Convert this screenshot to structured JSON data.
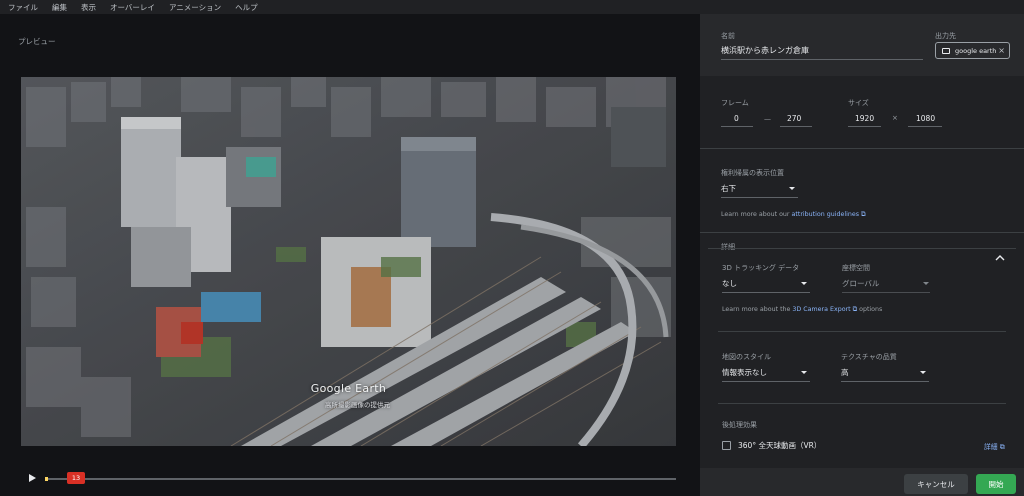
{
  "menu": [
    "ファイル",
    "編集",
    "表示",
    "オーバーレイ",
    "アニメーション",
    "ヘルプ"
  ],
  "preview": {
    "label": "プレビュー",
    "logo": "Google Earth",
    "sub": "高所撮影画像の提供元",
    "playhead": "13"
  },
  "panel": {
    "name_label": "名前",
    "name_value": "横浜駅から赤レンガ倉庫",
    "output_label": "出力先",
    "output_value": "google earth",
    "frame_label": "フレーム",
    "frame_start": "0",
    "frame_sep": "—",
    "frame_end": "270",
    "size_label": "サイズ",
    "size_w": "1920",
    "size_sep": "×",
    "size_h": "1080",
    "attrib_label": "権利帰属の表示位置",
    "attrib_value": "右下",
    "attrib_link_pre": "Learn more about our ",
    "attrib_link": "attribution guidelines",
    "details_label": "詳細",
    "tracking_label": "3D トラッキング データ",
    "tracking_value": "なし",
    "coord_label": "座標空間",
    "coord_value": "グローバル",
    "camera_link_pre": "Learn more about the ",
    "camera_link": "3D Camera Export",
    "camera_link_post": " options",
    "mapstyle_label": "地図のスタイル",
    "mapstyle_value": "情報表示なし",
    "texture_label": "テクスチャの品質",
    "texture_value": "高",
    "post_label": "後処理効果",
    "vr_label": "360° 全天球動画（VR）",
    "vr_link": "詳細",
    "cancel": "キャンセル",
    "start": "開始"
  }
}
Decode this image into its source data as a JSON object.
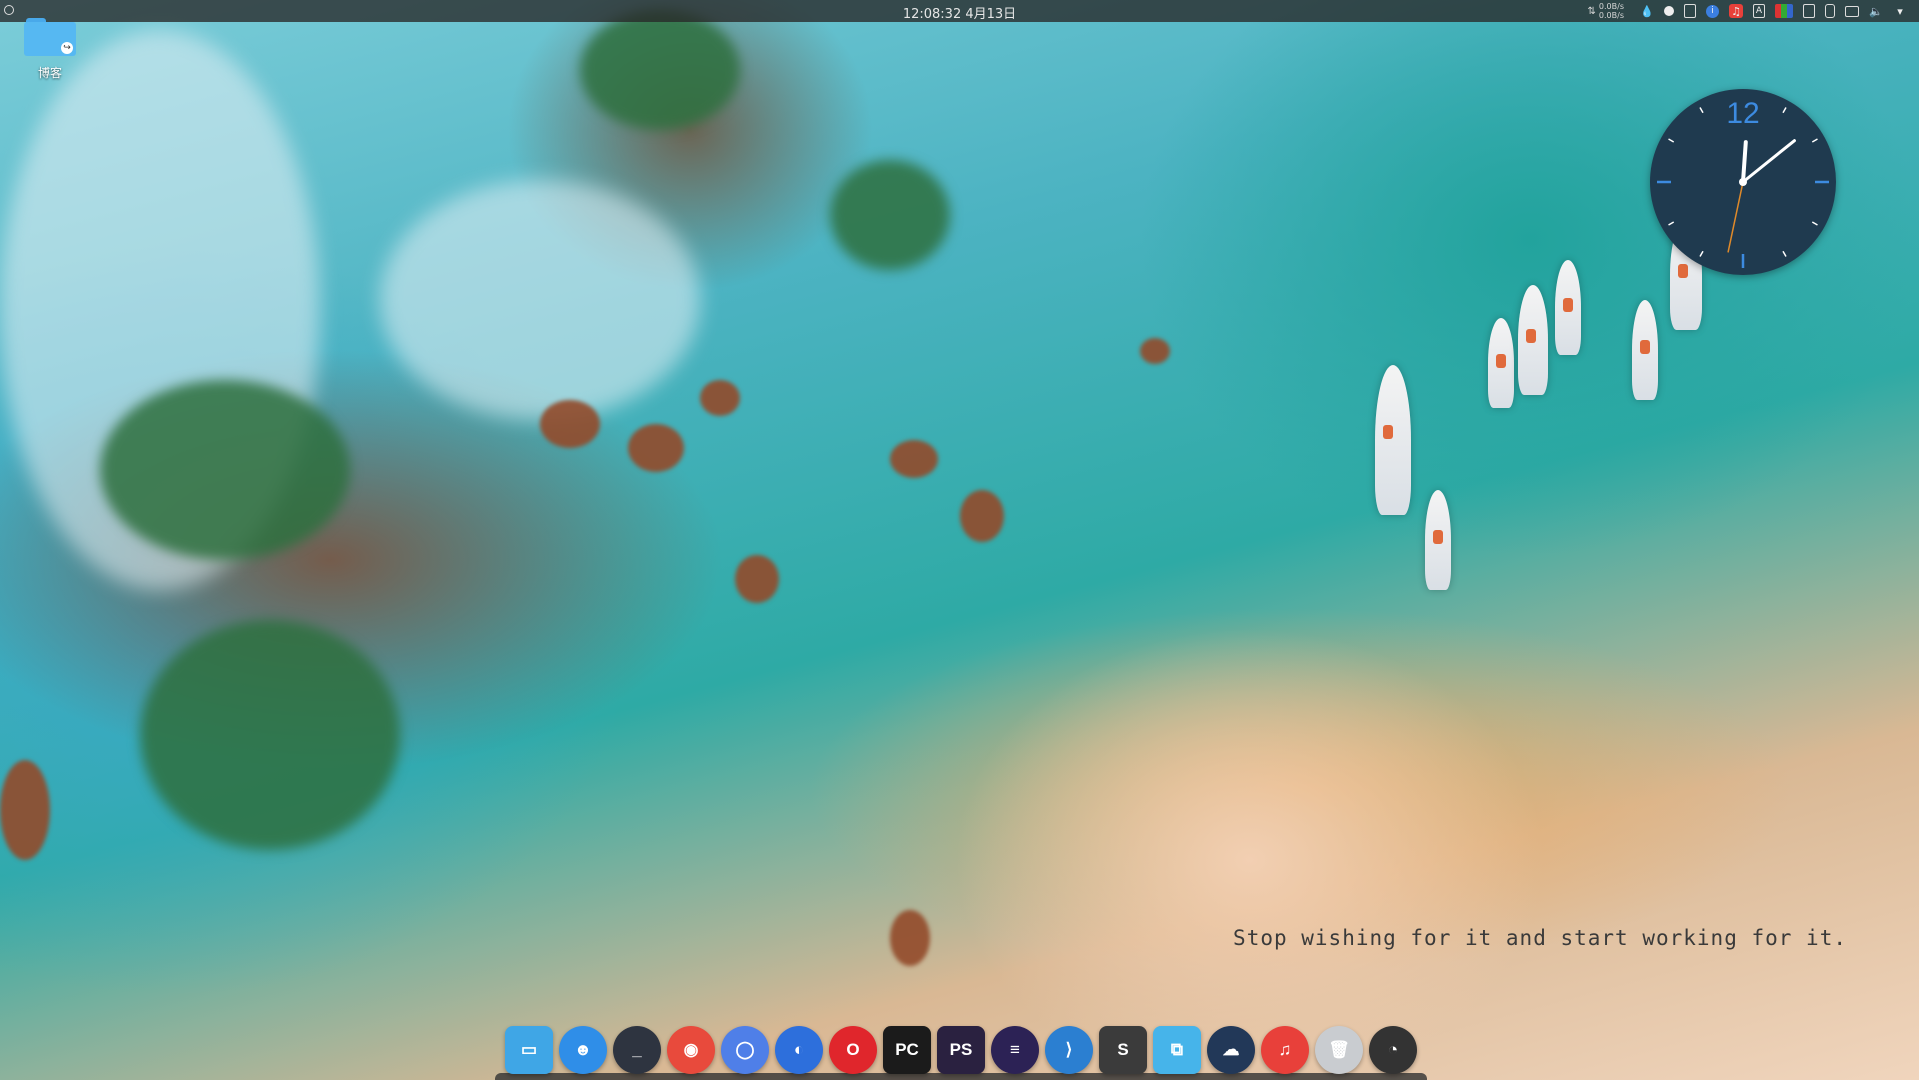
{
  "top_panel": {
    "datetime": "12:08:32 4月13日",
    "net_up": "0.0B/s",
    "net_down": "0.0B/s",
    "tray_icons": [
      "drop-icon",
      "record-dot-icon",
      "phone-icon",
      "info-icon",
      "netease-music-icon",
      "input-method-icon",
      "app-grid-icon",
      "clipboard-icon",
      "battery-icon",
      "display-icon",
      "volume-icon",
      "expand-icon"
    ]
  },
  "desktop": {
    "icons": [
      {
        "label": "博客",
        "icon": "folder-link-icon"
      }
    ],
    "quote": "Stop wishing for it and start working for it."
  },
  "clock_widget": {
    "numeral": "12",
    "hour": 12,
    "minute": 8,
    "second": 32,
    "face_color": "#1f3a4f",
    "numeral_color": "#3d8be0",
    "second_hand_color": "#e08a2a"
  },
  "dock": {
    "items": [
      {
        "name": "file-manager",
        "glyph": "▭",
        "bg": "#3fa6e6"
      },
      {
        "name": "finder",
        "glyph": "☻",
        "bg": "#2f8ee8"
      },
      {
        "name": "terminal",
        "glyph": "_",
        "bg": "#2e3440"
      },
      {
        "name": "chrome",
        "glyph": "◉",
        "bg": "#e84a3c"
      },
      {
        "name": "chromium",
        "glyph": "◯",
        "bg": "#4f7fe8"
      },
      {
        "name": "firefox",
        "glyph": "◐",
        "bg": "#2d6fdc"
      },
      {
        "name": "opera",
        "glyph": "O",
        "bg": "#e0262c"
      },
      {
        "name": "pycharm",
        "glyph": "PC",
        "bg": "#1b1b1b"
      },
      {
        "name": "phpstorm",
        "glyph": "PS",
        "bg": "#2a2140"
      },
      {
        "name": "eclipse",
        "glyph": "≡",
        "bg": "#2c2255"
      },
      {
        "name": "vscode",
        "glyph": "⟩",
        "bg": "#2b7fd1"
      },
      {
        "name": "sublime-text",
        "glyph": "S",
        "bg": "#3b3b3b"
      },
      {
        "name": "workspaces",
        "glyph": "⧉",
        "bg": "#46b4ea"
      },
      {
        "name": "cloud-app",
        "glyph": "☁",
        "bg": "#223858"
      },
      {
        "name": "netease-music",
        "glyph": "♫",
        "bg": "#e8403a"
      },
      {
        "name": "trash",
        "glyph": "🗑",
        "bg": "#c9ccd0"
      },
      {
        "name": "clock",
        "glyph": "◔",
        "bg": "#333333"
      }
    ]
  }
}
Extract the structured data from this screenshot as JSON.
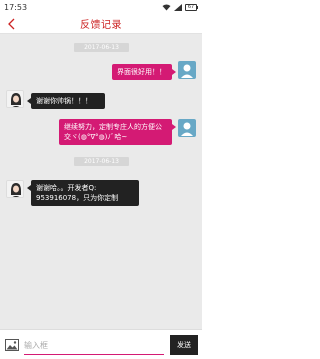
{
  "status_bar": {
    "time": "17:53",
    "battery": "67",
    "icons": [
      "wifi-icon",
      "signal-icon",
      "battery-icon"
    ]
  },
  "header": {
    "title": "反馈记录",
    "back_icon": "chevron-left-icon"
  },
  "messages": [
    {
      "type": "timestamp",
      "text": "2017-06-13"
    },
    {
      "type": "user",
      "text": "界面很好用！！"
    },
    {
      "type": "admin",
      "text": "谢谢你帅锅！！！"
    },
    {
      "type": "user",
      "text": "继续努力，定制专庄人的方便公交ヾ(◍°∇°◍)ﾉﾞ哈~"
    },
    {
      "type": "timestamp",
      "text": "2017-06-13"
    },
    {
      "type": "admin",
      "text": "谢谢哈。。开发者Q: 953916078，只为你定制"
    }
  ],
  "composer": {
    "placeholder": "输入框",
    "send_label": "发送",
    "image_icon": "image-icon"
  },
  "colors": {
    "accent": "#d41a74",
    "admin_bubble": "#222222",
    "chat_bg": "#eaeaea",
    "title": "#cc2222"
  }
}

**Short problem**
Copy the records above exactly. The pictures are not part of the copy.

**Full response**
Convert this screenshot to structured JSON data.
{
  "menu": [
    "ファイル",
    "編集",
    "表示",
    "オーバーレイ",
    "アニメーション",
    "ヘルプ"
  ],
  "preview": {
    "label": "プレビュー",
    "logo": "Google Earth",
    "sub": "高所撮影画像の提供元",
    "playhead": "13"
  },
  "panel": {
    "name_label": "名前",
    "name_value": "横浜駅から赤レンガ倉庫",
    "output_label": "出力先",
    "output_value": "google earth",
    "frame_label": "フレーム",
    "frame_start": "0",
    "frame_sep": "—",
    "frame_end": "270",
    "size_label": "サイズ",
    "size_w": "1920",
    "size_sep": "×",
    "size_h": "1080",
    "attrib_label": "権利帰属の表示位置",
    "attrib_value": "右下",
    "attrib_link_pre": "Learn more about our ",
    "attrib_link": "attribution guidelines",
    "details_label": "詳細",
    "tracking_label": "3D トラッキング データ",
    "tracking_value": "なし",
    "coord_label": "座標空間",
    "coord_value": "グローバル",
    "camera_link_pre": "Learn more about the ",
    "camera_link": "3D Camera Export",
    "camera_link_post": " options",
    "mapstyle_label": "地図のスタイル",
    "mapstyle_value": "情報表示なし",
    "texture_label": "テクスチャの品質",
    "texture_value": "高",
    "post_label": "後処理効果",
    "vr_label": "360° 全天球動画（VR）",
    "vr_link": "詳細",
    "cancel": "キャンセル",
    "start": "開始"
  }
}
Decode this image into its source data as a JSON object.
{
  "top_panel": {
    "datetime": "12:08:32 4月13日",
    "net_up": "0.0B/s",
    "net_down": "0.0B/s",
    "tray_icons": [
      "drop-icon",
      "record-dot-icon",
      "phone-icon",
      "info-icon",
      "netease-music-icon",
      "input-method-icon",
      "app-grid-icon",
      "clipboard-icon",
      "battery-icon",
      "display-icon",
      "volume-icon",
      "expand-icon"
    ]
  },
  "desktop": {
    "icons": [
      {
        "label": "博客",
        "icon": "folder-link-icon"
      }
    ],
    "quote": "Stop wishing for it and start working for it."
  },
  "clock_widget": {
    "numeral": "12",
    "hour": 12,
    "minute": 8,
    "second": 32,
    "face_color": "#1f3a4f",
    "numeral_color": "#3d8be0",
    "second_hand_color": "#e08a2a"
  },
  "dock": {
    "items": [
      {
        "name": "file-manager",
        "glyph": "▭",
        "bg": "#3fa6e6"
      },
      {
        "name": "finder",
        "glyph": "☻",
        "bg": "#2f8ee8"
      },
      {
        "name": "terminal",
        "glyph": "_",
        "bg": "#2e3440"
      },
      {
        "name": "chrome",
        "glyph": "◉",
        "bg": "#e84a3c"
      },
      {
        "name": "chromium",
        "glyph": "◯",
        "bg": "#4f7fe8"
      },
      {
        "name": "firefox",
        "glyph": "◐",
        "bg": "#2d6fdc"
      },
      {
        "name": "opera",
        "glyph": "O",
        "bg": "#e0262c"
      },
      {
        "name": "pycharm",
        "glyph": "PC",
        "bg": "#1b1b1b"
      },
      {
        "name": "phpstorm",
        "glyph": "PS",
        "bg": "#2a2140"
      },
      {
        "name": "eclipse",
        "glyph": "≡",
        "bg": "#2c2255"
      },
      {
        "name": "vscode",
        "glyph": "⟩",
        "bg": "#2b7fd1"
      },
      {
        "name": "sublime-text",
        "glyph": "S",
        "bg": "#3b3b3b"
      },
      {
        "name": "workspaces",
        "glyph": "⧉",
        "bg": "#46b4ea"
      },
      {
        "name": "cloud-app",
        "glyph": "☁",
        "bg": "#223858"
      },
      {
        "name": "netease-music",
        "glyph": "♫",
        "bg": "#e8403a"
      },
      {
        "name": "trash",
        "glyph": "🗑",
        "bg": "#c9ccd0"
      },
      {
        "name": "clock",
        "glyph": "◔",
        "bg": "#333333"
      }
    ]
  }
}
Extract the structured data from this screenshot as JSON.
{
  "status_bar": {
    "time": "17:53",
    "battery": "67",
    "icons": [
      "wifi-icon",
      "signal-icon",
      "battery-icon"
    ]
  },
  "header": {
    "title": "反馈记录",
    "back_icon": "chevron-left-icon"
  },
  "messages": [
    {
      "type": "timestamp",
      "text": "2017-06-13"
    },
    {
      "type": "user",
      "text": "界面很好用！！"
    },
    {
      "type": "admin",
      "text": "谢谢你帅锅！！！"
    },
    {
      "type": "user",
      "text": "继续努力，定制专庄人的方便公交ヾ(◍°∇°◍)ﾉﾞ哈~"
    },
    {
      "type": "timestamp",
      "text": "2017-06-13"
    },
    {
      "type": "admin",
      "text": "谢谢哈。。开发者Q: 953916078，只为你定制"
    }
  ],
  "composer": {
    "placeholder": "输入框",
    "send_label": "发送",
    "image_icon": "image-icon"
  },
  "colors": {
    "accent": "#d41a74",
    "admin_bubble": "#222222",
    "chat_bg": "#eaeaea",
    "title": "#cc2222"
  }
}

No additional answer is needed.